Required task:
Leave out the pictures and copy every record exactly.

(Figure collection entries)
-------------------------
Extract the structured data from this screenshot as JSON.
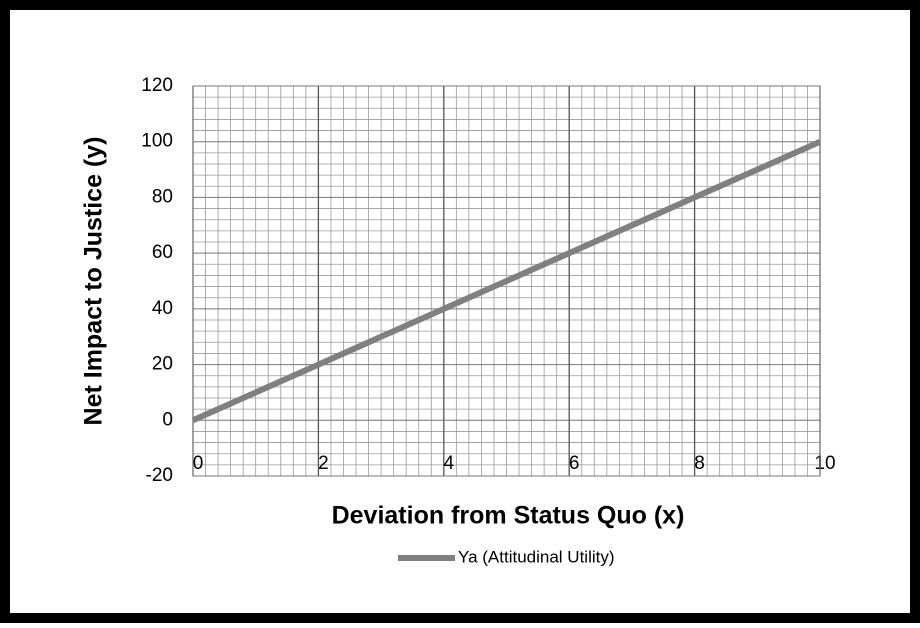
{
  "chart_data": {
    "type": "line",
    "x_label": "Deviation from Status Quo (x)",
    "y_label": "Net Impact to Justice (y)",
    "x": [
      0,
      2,
      4,
      6,
      8,
      10
    ],
    "series": [
      {
        "name": "Ya (Attitudinal Utility)",
        "color": "#808080",
        "values": [
          0,
          20,
          40,
          60,
          80,
          100
        ]
      }
    ],
    "xlim": [
      0,
      10
    ],
    "xticks": [
      0,
      2,
      4,
      6,
      8,
      10
    ],
    "ylim": [
      -20,
      120
    ],
    "yticks": [
      -20,
      0,
      20,
      40,
      60,
      80,
      100,
      120
    ],
    "grid": true,
    "legend": "bottom"
  }
}
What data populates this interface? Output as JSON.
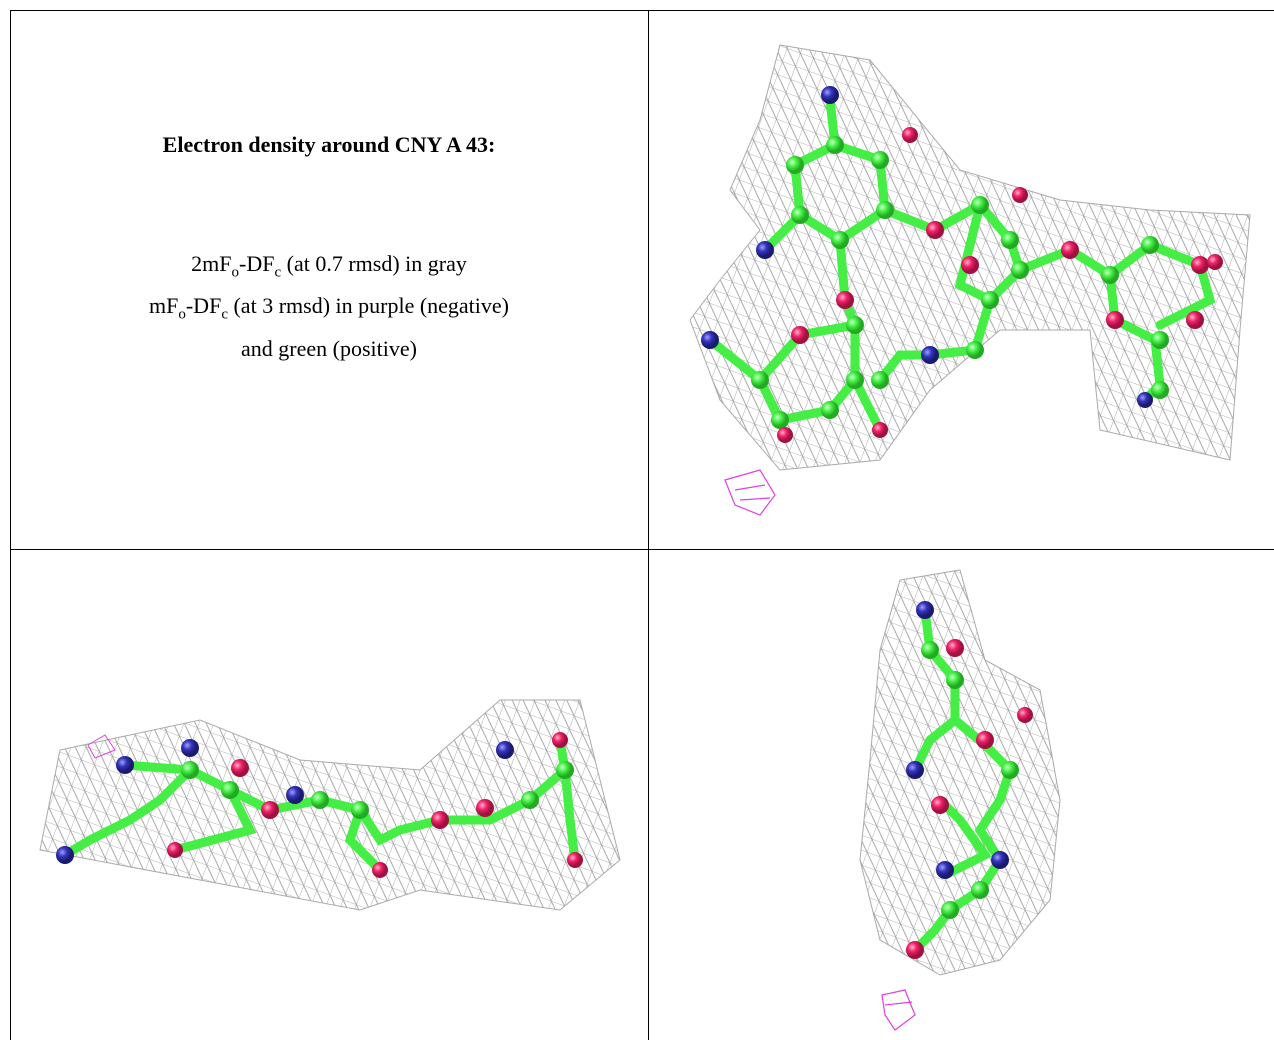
{
  "caption": {
    "title": "Electron density around CNY A 43:",
    "lines": [
      {
        "segments": [
          {
            "text": "2mF",
            "sub": false
          },
          {
            "text": "o",
            "sub": true
          },
          {
            "text": "-DF",
            "sub": false
          },
          {
            "text": "c",
            "sub": true
          },
          {
            "text": " (at 0.7 rmsd) in gray",
            "sub": false
          }
        ]
      },
      {
        "segments": [
          {
            "text": "mF",
            "sub": false
          },
          {
            "text": "o",
            "sub": true
          },
          {
            "text": "-DF",
            "sub": false
          },
          {
            "text": "c",
            "sub": true
          },
          {
            "text": " (at 3 rmsd) in purple (negative)",
            "sub": false
          }
        ]
      },
      {
        "segments": [
          {
            "text": "and green (positive)",
            "sub": false
          }
        ]
      }
    ]
  }
}
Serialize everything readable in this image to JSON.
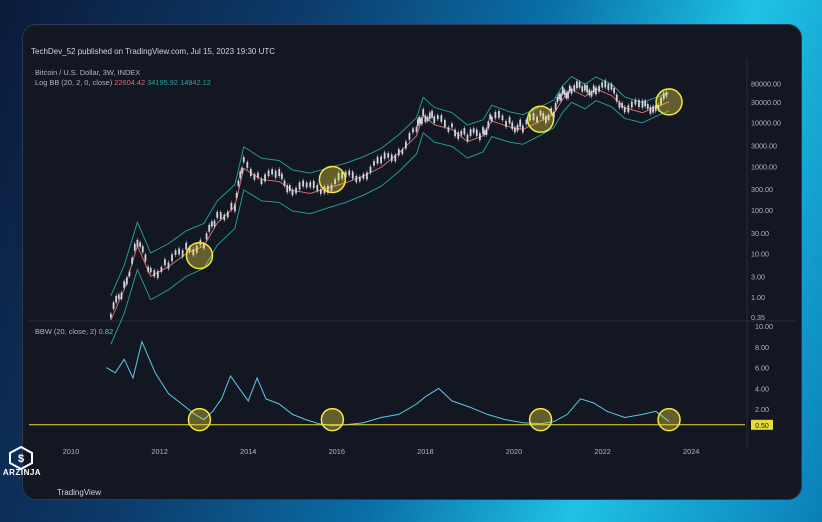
{
  "published_line": "TechDev_52 published on TradingView.com, Jul 15, 2023 19:30 UTC",
  "price_pane": {
    "symbol_line": "Bitcoin / U.S. Dollar, 3W, INDEX",
    "indicator_name": "Log BB (20, 2, 0, close)",
    "basis_value": "22604.42",
    "upper_value": "34195.92",
    "lower_value": "14942.12"
  },
  "bbw_pane": {
    "indicator_name": "BBW (20, close, 2)",
    "value": "0.82",
    "threshold_label": "0.50"
  },
  "branding": {
    "watermark": "TradingView",
    "site": "ARZINJA"
  },
  "colors": {
    "candle_up": "#d1d4dc",
    "basis_line": "#e57373",
    "band_line": "#26a69a",
    "bbw_line": "#5ec8e6",
    "highlight": "#f5e642",
    "threshold_line": "#e8dc3a"
  },
  "chart_data": [
    {
      "type": "line",
      "title": "Bitcoin / U.S. Dollar, 3W, INDEX",
      "scale": "log",
      "x_ticks": [
        "2010",
        "2012",
        "2014",
        "2016",
        "2018",
        "2020",
        "2022",
        "2024"
      ],
      "y_ticks": [
        "80000.00",
        "30000.00",
        "10000.00",
        "3000.00",
        "1000.00",
        "300.00",
        "100.00",
        "30.00",
        "10.00",
        "3.00",
        "1.00",
        "0.35"
      ],
      "series": [
        {
          "name": "Log BB (20, 2, 0, close)",
          "x": [
            2010.9,
            2011.2,
            2011.5,
            2011.8,
            2012.2,
            2012.6,
            2013.0,
            2013.3,
            2013.7,
            2013.9,
            2014.3,
            2014.7,
            2015.0,
            2015.4,
            2015.8,
            2016.2,
            2016.6,
            2017.0,
            2017.4,
            2017.8,
            2017.95,
            2018.2,
            2018.6,
            2018.95,
            2019.3,
            2019.5,
            2019.9,
            2020.2,
            2020.6,
            2020.9,
            2021.1,
            2021.3,
            2021.6,
            2021.85,
            2022.2,
            2022.5,
            2022.9,
            2023.2,
            2023.5
          ],
          "values": [
            0.3,
            1.5,
            15,
            3,
            5,
            10,
            15,
            50,
            120,
            900,
            500,
            450,
            280,
            240,
            320,
            420,
            600,
            950,
            2000,
            5000,
            15000,
            9000,
            7000,
            3700,
            5000,
            11000,
            8000,
            7000,
            11000,
            16000,
            35000,
            58000,
            40000,
            60000,
            42000,
            22000,
            17000,
            23000,
            30000
          ]
        }
      ],
      "highlights": [
        2012.9,
        2015.9,
        2020.6,
        2023.5
      ]
    },
    {
      "type": "line",
      "title": "BBW (20, close, 2)",
      "x_ticks": [
        "2010",
        "2012",
        "2014",
        "2016",
        "2018",
        "2020",
        "2022",
        "2024"
      ],
      "y_ticks": [
        "10.00",
        "8.00",
        "6.00",
        "4.00",
        "2.00",
        "0.50"
      ],
      "ylim": [
        0,
        10
      ],
      "threshold": 0.5,
      "series": [
        {
          "name": "BBW (20, close, 2)",
          "x": [
            2010.8,
            2011.0,
            2011.2,
            2011.4,
            2011.6,
            2011.9,
            2012.2,
            2012.5,
            2012.8,
            2013.0,
            2013.2,
            2013.4,
            2013.6,
            2013.8,
            2014.0,
            2014.2,
            2014.4,
            2014.7,
            2015.0,
            2015.3,
            2015.6,
            2015.9,
            2016.2,
            2016.6,
            2017.0,
            2017.4,
            2017.8,
            2018.0,
            2018.3,
            2018.6,
            2019.0,
            2019.4,
            2019.8,
            2020.2,
            2020.6,
            2020.9,
            2021.2,
            2021.5,
            2021.8,
            2022.1,
            2022.5,
            2022.9,
            2023.2,
            2023.5
          ],
          "values": [
            6.0,
            5.5,
            6.8,
            5.0,
            8.5,
            5.5,
            3.5,
            2.5,
            1.5,
            1.0,
            1.8,
            3.0,
            5.2,
            4.0,
            2.8,
            5.0,
            3.0,
            2.5,
            1.5,
            1.0,
            0.6,
            0.4,
            0.5,
            0.7,
            1.2,
            1.5,
            2.5,
            3.2,
            4.0,
            2.8,
            2.2,
            1.5,
            1.0,
            0.7,
            0.6,
            0.8,
            1.5,
            3.0,
            2.6,
            1.8,
            1.2,
            1.5,
            1.8,
            0.82
          ]
        }
      ],
      "highlights": [
        2012.9,
        2015.9,
        2020.6,
        2023.5
      ]
    }
  ]
}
-------------------------
Output of the task:
Extract the structured data from this screenshot as JSON.
{
  "chart_data": {
    "type": "line",
    "x_label": "Deviation from Status Quo (x)",
    "y_label": "Net Impact to Justice (y)",
    "x": [
      0,
      2,
      4,
      6,
      8,
      10
    ],
    "series": [
      {
        "name": "Ya (Attitudinal Utility)",
        "color": "#808080",
        "values": [
          0,
          20,
          40,
          60,
          80,
          100
        ]
      }
    ],
    "xlim": [
      0,
      10
    ],
    "xticks": [
      0,
      2,
      4,
      6,
      8,
      10
    ],
    "ylim": [
      -20,
      120
    ],
    "yticks": [
      -20,
      0,
      20,
      40,
      60,
      80,
      100,
      120
    ],
    "grid": true,
    "legend": "bottom"
  }
}
What data populates this interface? Output as JSON.
{
  "caption": {
    "title": "Electron density around CNY A 43:",
    "lines": [
      {
        "segments": [
          {
            "text": "2mF",
            "sub": false
          },
          {
            "text": "o",
            "sub": true
          },
          {
            "text": "-DF",
            "sub": false
          },
          {
            "text": "c",
            "sub": true
          },
          {
            "text": " (at 0.7 rmsd) in gray",
            "sub": false
          }
        ]
      },
      {
        "segments": [
          {
            "text": "mF",
            "sub": false
          },
          {
            "text": "o",
            "sub": true
          },
          {
            "text": "-DF",
            "sub": false
          },
          {
            "text": "c",
            "sub": true
          },
          {
            "text": " (at 3 rmsd) in purple (negative)",
            "sub": false
          }
        ]
      },
      {
        "segments": [
          {
            "text": "and green (positive)",
            "sub": false
          }
        ]
      }
    ]
  }
}
Serialize everything readable in this image to JSON.
{
  "published_line": "TechDev_52 published on TradingView.com, Jul 15, 2023 19:30 UTC",
  "price_pane": {
    "symbol_line": "Bitcoin / U.S. Dollar, 3W, INDEX",
    "indicator_name": "Log BB (20, 2, 0, close)",
    "basis_value": "22604.42",
    "upper_value": "34195.92",
    "lower_value": "14942.12"
  },
  "bbw_pane": {
    "indicator_name": "BBW (20, close, 2)",
    "value": "0.82",
    "threshold_label": "0.50"
  },
  "branding": {
    "watermark": "TradingView",
    "site": "ARZINJA"
  },
  "colors": {
    "candle_up": "#d1d4dc",
    "basis_line": "#e57373",
    "band_line": "#26a69a",
    "bbw_line": "#5ec8e6",
    "highlight": "#f5e642",
    "threshold_line": "#e8dc3a"
  },
  "chart_data": [
    {
      "type": "line",
      "title": "Bitcoin / U.S. Dollar, 3W, INDEX",
      "scale": "log",
      "x_ticks": [
        "2010",
        "2012",
        "2014",
        "2016",
        "2018",
        "2020",
        "2022",
        "2024"
      ],
      "y_ticks": [
        "80000.00",
        "30000.00",
        "10000.00",
        "3000.00",
        "1000.00",
        "300.00",
        "100.00",
        "30.00",
        "10.00",
        "3.00",
        "1.00",
        "0.35"
      ],
      "series": [
        {
          "name": "Log BB (20, 2, 0, close)",
          "x": [
            2010.9,
            2011.2,
            2011.5,
            2011.8,
            2012.2,
            2012.6,
            2013.0,
            2013.3,
            2013.7,
            2013.9,
            2014.3,
            2014.7,
            2015.0,
            2015.4,
            2015.8,
            2016.2,
            2016.6,
            2017.0,
            2017.4,
            2017.8,
            2017.95,
            2018.2,
            2018.6,
            2018.95,
            2019.3,
            2019.5,
            2019.9,
            2020.2,
            2020.6,
            2020.9,
            2021.1,
            2021.3,
            2021.6,
            2021.85,
            2022.2,
            2022.5,
            2022.9,
            2023.2,
            2023.5
          ],
          "values": [
            0.3,
            1.5,
            15,
            3,
            5,
            10,
            15,
            50,
            120,
            900,
            500,
            450,
            280,
            240,
            320,
            420,
            600,
            950,
            2000,
            5000,
            15000,
            9000,
            7000,
            3700,
            5000,
            11000,
            8000,
            7000,
            11000,
            16000,
            35000,
            58000,
            40000,
            60000,
            42000,
            22000,
            17000,
            23000,
            30000
          ]
        }
      ],
      "highlights": [
        2012.9,
        2015.9,
        2020.6,
        2023.5
      ]
    },
    {
      "type": "line",
      "title": "BBW (20, close, 2)",
      "x_ticks": [
        "2010",
        "2012",
        "2014",
        "2016",
        "2018",
        "2020",
        "2022",
        "2024"
      ],
      "y_ticks": [
        "10.00",
        "8.00",
        "6.00",
        "4.00",
        "2.00",
        "0.50"
      ],
      "ylim": [
        0,
        10
      ],
      "threshold": 0.5,
      "series": [
        {
          "name": "BBW (20, close, 2)",
          "x": [
            2010.8,
            2011.0,
            2011.2,
            2011.4,
            2011.6,
            2011.9,
            2012.2,
            2012.5,
            2012.8,
            2013.0,
            2013.2,
            2013.4,
            2013.6,
            2013.8,
            2014.0,
            2014.2,
            2014.4,
            2014.7,
            2015.0,
            2015.3,
            2015.6,
            2015.9,
            2016.2,
            2016.6,
            2017.0,
            2017.4,
            2017.8,
            2018.0,
            2018.3,
            2018.6,
            2019.0,
            2019.4,
            2019.8,
            2020.2,
            2020.6,
            2020.9,
            2021.2,
            2021.5,
            2021.8,
            2022.1,
            2022.5,
            2022.9,
            2023.2,
            2023.5
          ],
          "values": [
            6.0,
            5.5,
            6.8,
            5.0,
            8.5,
            5.5,
            3.5,
            2.5,
            1.5,
            1.0,
            1.8,
            3.0,
            5.2,
            4.0,
            2.8,
            5.0,
            3.0,
            2.5,
            1.5,
            1.0,
            0.6,
            0.4,
            0.5,
            0.7,
            1.2,
            1.5,
            2.5,
            3.2,
            4.0,
            2.8,
            2.2,
            1.5,
            1.0,
            0.7,
            0.6,
            0.8,
            1.5,
            3.0,
            2.6,
            1.8,
            1.2,
            1.5,
            1.8,
            0.82
          ]
        }
      ],
      "highlights": [
        2012.9,
        2015.9,
        2020.6,
        2023.5
      ]
    }
  ]
}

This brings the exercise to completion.